→ Goal of the exercise: For every line in the records that has the word "driven", make a copy.

→ Data listing:
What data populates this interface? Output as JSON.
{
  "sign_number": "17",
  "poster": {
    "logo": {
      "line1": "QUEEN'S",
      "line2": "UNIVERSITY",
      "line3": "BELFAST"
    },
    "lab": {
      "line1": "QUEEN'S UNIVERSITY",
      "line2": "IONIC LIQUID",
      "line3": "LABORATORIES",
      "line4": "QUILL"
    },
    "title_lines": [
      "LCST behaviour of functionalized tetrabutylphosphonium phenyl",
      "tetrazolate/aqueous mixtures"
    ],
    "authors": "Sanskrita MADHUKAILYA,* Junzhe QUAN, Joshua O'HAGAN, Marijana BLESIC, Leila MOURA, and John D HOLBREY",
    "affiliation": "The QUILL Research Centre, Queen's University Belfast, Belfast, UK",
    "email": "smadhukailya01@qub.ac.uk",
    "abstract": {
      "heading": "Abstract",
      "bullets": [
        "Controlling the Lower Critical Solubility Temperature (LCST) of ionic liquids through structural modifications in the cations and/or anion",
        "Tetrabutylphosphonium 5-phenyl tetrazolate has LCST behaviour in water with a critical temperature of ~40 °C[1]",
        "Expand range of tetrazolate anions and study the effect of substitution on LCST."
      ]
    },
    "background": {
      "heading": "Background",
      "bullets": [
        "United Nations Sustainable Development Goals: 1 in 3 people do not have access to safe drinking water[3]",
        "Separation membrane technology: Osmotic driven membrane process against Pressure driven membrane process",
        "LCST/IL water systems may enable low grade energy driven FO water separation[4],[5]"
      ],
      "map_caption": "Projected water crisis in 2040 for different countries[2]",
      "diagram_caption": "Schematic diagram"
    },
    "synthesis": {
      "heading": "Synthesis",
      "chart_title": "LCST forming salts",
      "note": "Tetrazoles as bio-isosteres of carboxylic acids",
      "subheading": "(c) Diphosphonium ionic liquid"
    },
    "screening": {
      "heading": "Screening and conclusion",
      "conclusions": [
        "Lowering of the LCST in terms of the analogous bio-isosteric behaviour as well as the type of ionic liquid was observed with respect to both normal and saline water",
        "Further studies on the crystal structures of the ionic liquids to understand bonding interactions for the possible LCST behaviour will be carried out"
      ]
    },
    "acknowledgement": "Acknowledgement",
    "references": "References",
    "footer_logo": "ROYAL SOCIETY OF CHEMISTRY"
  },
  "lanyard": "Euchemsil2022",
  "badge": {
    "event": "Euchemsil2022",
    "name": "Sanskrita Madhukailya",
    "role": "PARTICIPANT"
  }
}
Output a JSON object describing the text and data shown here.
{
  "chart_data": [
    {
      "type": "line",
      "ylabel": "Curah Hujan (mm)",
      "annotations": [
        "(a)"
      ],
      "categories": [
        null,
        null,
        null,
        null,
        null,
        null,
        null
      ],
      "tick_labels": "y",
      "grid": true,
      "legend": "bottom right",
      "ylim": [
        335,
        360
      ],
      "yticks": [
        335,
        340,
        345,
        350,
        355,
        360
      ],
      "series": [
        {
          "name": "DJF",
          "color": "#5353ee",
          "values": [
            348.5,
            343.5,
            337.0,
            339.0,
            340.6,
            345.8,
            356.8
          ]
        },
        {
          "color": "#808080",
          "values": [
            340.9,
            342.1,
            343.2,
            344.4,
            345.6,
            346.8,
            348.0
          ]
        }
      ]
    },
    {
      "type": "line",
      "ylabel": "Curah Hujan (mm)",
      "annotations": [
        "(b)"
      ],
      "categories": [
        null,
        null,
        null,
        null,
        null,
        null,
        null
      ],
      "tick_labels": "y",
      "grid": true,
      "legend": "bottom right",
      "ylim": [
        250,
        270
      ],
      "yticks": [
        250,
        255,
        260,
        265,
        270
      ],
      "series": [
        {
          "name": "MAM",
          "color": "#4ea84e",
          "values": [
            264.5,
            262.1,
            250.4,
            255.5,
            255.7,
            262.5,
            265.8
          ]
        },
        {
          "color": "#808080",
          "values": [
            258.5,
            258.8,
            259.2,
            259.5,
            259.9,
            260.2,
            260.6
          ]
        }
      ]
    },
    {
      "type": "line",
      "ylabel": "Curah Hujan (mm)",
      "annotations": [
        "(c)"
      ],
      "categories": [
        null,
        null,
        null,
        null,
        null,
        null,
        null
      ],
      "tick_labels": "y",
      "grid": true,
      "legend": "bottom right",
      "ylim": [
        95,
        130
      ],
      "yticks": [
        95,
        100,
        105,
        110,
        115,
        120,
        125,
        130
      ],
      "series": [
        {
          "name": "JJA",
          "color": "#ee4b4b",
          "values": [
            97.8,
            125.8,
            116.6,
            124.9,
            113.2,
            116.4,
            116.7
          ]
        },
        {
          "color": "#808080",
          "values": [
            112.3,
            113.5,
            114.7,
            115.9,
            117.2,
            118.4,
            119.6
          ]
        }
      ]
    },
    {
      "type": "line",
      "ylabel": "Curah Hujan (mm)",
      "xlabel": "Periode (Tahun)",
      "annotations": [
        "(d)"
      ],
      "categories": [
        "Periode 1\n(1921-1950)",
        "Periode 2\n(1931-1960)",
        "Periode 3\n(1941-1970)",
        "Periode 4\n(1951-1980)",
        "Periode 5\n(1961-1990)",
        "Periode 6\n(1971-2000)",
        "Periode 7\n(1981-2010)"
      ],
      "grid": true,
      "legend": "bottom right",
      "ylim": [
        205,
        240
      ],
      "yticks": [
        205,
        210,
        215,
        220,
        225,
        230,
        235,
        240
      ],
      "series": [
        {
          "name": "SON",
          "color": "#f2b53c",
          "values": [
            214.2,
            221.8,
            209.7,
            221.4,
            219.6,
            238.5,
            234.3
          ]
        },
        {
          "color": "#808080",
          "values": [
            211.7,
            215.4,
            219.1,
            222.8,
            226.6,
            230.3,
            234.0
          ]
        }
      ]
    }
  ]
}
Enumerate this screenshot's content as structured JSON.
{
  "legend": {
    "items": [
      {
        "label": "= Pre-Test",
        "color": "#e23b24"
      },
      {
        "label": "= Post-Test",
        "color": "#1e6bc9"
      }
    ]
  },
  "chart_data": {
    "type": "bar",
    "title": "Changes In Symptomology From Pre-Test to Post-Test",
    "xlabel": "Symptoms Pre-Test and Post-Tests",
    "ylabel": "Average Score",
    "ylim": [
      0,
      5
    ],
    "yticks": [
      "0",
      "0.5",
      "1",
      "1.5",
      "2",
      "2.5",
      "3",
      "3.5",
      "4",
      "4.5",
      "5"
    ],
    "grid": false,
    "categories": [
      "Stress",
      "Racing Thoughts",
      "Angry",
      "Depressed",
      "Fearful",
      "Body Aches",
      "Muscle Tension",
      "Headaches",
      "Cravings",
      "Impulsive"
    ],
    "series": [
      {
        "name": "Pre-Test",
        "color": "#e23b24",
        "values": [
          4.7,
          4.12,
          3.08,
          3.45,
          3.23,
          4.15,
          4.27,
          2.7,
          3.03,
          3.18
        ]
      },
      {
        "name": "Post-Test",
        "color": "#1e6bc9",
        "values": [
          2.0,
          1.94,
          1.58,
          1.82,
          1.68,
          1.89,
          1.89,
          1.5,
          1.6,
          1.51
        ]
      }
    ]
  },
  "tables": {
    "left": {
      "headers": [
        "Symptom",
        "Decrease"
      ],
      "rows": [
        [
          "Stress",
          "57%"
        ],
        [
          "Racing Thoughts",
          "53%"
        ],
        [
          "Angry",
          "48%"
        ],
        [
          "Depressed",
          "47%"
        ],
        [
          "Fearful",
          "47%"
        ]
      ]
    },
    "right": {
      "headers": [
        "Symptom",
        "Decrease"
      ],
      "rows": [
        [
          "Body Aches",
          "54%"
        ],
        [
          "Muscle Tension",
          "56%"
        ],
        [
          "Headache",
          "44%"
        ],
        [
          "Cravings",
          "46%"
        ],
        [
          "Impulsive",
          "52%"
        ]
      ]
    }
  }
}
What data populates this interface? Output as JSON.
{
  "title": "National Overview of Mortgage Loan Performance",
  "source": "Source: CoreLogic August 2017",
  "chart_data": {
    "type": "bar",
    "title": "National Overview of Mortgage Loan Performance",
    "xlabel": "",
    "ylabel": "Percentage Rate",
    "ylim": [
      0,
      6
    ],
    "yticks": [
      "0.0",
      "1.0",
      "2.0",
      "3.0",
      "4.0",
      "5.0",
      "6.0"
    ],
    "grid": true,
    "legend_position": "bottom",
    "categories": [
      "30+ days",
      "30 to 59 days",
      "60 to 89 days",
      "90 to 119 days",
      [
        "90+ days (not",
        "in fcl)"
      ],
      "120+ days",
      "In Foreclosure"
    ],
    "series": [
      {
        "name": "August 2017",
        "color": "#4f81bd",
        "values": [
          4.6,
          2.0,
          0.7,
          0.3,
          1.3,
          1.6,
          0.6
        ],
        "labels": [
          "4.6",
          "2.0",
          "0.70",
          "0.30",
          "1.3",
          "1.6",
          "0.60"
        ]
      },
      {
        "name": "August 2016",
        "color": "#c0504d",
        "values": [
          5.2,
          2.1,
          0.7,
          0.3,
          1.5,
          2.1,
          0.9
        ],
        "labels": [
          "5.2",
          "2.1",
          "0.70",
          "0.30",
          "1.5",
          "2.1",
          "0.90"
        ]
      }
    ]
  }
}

→ In response:
        "Separation membrane technology: Osmotic driven membrane process against Pressure driven membrane process",
        "LCST/IL water systems may enable low grade energy driven FO water separation[4],[5]"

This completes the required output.